Items listed in a dataset
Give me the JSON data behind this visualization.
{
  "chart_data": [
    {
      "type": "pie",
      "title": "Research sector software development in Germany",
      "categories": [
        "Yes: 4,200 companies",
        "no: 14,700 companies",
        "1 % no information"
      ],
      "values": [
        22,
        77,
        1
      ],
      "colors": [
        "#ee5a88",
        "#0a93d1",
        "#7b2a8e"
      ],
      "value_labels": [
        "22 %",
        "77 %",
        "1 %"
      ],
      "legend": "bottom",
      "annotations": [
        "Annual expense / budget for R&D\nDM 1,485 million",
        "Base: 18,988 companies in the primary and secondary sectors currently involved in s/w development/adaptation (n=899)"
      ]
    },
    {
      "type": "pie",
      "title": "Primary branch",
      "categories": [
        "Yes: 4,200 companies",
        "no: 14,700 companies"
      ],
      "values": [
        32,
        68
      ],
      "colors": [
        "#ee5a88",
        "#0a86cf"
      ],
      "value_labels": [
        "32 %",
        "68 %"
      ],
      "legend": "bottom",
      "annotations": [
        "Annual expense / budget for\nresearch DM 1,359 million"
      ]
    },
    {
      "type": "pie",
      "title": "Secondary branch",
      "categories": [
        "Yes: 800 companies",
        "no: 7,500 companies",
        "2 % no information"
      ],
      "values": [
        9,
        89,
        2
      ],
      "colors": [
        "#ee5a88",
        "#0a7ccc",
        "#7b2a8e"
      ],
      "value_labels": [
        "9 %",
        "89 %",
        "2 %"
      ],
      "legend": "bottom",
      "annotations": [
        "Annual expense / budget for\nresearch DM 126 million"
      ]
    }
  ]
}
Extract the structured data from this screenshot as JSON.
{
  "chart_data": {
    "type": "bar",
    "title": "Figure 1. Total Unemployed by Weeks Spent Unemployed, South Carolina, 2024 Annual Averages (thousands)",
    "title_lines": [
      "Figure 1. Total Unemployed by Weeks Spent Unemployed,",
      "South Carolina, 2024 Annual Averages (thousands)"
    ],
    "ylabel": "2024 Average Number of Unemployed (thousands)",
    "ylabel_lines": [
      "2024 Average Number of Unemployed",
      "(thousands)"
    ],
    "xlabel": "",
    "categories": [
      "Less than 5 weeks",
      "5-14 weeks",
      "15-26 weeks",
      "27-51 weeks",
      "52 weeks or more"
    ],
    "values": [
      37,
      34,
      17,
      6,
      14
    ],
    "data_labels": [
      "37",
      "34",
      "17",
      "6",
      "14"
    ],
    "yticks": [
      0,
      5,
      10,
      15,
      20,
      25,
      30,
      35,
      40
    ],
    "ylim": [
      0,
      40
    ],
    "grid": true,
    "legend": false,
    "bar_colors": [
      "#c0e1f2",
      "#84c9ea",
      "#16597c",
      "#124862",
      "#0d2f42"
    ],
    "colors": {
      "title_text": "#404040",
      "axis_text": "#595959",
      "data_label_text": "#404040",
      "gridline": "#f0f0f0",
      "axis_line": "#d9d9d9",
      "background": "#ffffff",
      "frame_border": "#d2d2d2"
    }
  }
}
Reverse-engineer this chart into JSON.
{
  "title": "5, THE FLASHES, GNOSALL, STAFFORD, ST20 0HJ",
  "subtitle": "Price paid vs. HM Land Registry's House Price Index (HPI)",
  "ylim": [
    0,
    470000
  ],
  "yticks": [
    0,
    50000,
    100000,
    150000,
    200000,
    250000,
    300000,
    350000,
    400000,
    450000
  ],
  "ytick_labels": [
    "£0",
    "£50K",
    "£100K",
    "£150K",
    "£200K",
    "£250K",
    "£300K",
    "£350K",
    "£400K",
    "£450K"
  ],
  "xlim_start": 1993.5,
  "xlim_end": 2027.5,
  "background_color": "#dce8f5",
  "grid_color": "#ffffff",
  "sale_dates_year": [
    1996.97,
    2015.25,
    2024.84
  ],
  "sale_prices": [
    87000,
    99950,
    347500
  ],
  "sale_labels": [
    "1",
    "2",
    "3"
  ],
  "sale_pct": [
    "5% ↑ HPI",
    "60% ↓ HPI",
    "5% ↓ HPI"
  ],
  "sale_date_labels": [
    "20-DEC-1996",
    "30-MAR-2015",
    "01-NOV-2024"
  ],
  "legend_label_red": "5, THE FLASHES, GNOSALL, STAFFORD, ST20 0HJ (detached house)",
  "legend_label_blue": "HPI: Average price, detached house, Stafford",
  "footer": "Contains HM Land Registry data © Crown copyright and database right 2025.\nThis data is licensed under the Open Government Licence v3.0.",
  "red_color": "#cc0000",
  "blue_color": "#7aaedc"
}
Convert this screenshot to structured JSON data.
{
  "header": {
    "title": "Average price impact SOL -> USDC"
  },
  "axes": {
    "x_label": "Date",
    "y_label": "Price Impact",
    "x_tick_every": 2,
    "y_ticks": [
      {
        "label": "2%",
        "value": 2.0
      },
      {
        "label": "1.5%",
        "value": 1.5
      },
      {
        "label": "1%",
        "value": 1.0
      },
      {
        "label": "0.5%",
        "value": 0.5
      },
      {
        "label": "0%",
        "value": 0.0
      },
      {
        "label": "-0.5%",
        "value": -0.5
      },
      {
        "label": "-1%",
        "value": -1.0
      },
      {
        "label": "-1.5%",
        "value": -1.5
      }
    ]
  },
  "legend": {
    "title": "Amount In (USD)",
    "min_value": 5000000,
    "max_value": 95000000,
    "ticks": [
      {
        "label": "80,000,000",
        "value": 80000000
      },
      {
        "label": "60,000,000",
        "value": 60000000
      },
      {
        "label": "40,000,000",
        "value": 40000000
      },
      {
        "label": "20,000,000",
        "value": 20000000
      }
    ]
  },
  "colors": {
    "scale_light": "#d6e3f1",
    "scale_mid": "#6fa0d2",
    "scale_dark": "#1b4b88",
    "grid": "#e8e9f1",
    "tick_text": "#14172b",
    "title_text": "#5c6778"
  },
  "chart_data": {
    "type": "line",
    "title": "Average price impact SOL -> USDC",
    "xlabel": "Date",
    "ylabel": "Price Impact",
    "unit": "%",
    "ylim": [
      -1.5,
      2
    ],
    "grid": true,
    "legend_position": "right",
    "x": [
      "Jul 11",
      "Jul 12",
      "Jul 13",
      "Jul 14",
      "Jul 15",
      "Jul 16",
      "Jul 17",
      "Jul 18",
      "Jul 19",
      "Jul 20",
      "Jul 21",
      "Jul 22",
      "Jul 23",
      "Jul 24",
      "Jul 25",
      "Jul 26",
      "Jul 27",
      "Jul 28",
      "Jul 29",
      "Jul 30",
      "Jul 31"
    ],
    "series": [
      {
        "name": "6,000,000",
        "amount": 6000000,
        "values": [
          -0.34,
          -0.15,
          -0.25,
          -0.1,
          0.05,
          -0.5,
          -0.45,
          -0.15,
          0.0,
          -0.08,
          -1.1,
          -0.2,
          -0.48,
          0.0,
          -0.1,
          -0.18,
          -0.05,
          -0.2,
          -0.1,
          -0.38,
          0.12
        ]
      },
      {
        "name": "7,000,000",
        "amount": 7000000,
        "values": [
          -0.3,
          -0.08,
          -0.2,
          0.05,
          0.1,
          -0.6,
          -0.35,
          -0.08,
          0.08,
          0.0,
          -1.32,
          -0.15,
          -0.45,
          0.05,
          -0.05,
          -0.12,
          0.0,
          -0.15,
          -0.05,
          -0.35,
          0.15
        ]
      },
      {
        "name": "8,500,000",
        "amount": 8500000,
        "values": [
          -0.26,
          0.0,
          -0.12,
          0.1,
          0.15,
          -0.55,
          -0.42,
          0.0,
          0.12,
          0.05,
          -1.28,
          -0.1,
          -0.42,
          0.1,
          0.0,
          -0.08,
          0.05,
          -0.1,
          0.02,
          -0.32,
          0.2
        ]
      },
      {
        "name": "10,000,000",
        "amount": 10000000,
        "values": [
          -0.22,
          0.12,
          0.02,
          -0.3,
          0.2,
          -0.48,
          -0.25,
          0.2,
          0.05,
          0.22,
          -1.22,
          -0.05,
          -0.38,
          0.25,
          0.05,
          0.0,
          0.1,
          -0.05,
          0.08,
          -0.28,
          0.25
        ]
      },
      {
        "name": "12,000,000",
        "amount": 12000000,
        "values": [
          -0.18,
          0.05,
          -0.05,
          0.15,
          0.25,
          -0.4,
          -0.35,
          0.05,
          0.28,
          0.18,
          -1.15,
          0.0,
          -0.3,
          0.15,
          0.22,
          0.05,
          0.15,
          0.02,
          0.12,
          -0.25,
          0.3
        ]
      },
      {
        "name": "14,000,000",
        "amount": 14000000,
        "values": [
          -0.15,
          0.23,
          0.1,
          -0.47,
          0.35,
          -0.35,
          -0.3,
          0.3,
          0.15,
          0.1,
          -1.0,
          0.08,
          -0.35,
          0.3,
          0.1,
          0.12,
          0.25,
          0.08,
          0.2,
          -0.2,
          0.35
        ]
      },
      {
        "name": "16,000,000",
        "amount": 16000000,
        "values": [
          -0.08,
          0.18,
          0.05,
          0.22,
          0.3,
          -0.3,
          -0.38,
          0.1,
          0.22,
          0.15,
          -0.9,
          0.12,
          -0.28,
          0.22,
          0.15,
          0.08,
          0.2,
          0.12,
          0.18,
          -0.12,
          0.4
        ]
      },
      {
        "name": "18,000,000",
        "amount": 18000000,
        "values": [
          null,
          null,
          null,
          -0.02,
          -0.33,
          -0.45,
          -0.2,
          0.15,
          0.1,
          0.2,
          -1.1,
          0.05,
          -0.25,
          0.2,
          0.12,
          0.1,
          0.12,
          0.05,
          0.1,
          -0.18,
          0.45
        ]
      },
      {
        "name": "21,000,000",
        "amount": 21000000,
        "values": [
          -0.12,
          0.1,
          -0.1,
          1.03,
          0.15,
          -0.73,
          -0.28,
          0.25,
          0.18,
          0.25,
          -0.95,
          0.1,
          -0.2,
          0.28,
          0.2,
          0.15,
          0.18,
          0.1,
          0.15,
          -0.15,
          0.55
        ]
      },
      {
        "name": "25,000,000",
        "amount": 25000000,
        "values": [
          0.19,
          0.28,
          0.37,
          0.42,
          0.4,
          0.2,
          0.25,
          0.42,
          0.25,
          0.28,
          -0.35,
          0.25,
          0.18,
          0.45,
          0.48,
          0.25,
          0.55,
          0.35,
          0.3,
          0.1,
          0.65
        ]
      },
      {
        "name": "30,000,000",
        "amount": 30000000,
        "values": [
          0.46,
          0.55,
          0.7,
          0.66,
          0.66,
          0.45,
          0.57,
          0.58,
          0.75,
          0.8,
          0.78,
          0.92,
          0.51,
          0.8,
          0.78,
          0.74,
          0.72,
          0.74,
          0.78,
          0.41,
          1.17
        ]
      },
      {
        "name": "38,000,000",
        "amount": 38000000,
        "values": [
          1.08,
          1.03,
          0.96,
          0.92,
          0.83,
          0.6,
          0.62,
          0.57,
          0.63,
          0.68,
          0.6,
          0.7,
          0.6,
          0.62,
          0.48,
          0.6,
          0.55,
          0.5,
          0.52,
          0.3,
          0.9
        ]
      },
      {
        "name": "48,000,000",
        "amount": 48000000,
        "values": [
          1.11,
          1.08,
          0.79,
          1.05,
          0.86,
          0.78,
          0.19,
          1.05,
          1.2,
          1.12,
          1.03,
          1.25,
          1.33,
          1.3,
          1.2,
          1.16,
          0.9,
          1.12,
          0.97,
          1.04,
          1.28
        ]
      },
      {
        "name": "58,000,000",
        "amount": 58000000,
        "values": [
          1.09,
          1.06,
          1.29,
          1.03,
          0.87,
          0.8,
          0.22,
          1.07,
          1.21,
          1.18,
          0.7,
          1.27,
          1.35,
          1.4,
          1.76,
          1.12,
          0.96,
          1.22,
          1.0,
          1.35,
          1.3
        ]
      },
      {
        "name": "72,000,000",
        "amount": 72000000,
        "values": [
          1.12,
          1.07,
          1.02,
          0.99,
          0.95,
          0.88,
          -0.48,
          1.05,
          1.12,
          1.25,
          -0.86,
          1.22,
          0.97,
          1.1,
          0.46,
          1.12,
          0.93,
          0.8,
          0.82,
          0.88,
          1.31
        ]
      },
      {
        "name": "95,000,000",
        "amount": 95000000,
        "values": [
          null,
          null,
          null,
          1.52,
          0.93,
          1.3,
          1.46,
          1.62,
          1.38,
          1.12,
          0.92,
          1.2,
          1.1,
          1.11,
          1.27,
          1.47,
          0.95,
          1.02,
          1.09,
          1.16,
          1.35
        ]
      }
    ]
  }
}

BRIEF
Among the records above, find each line holding the string "detached" and pull it out.

WORKED SOLUTION
  "legend_label_red": "5, THE FLASHES, GNOSALL, STAFFORD, ST20 0HJ (detached house)",
  "legend_label_blue": "HPI: Average price, detached house, Stafford",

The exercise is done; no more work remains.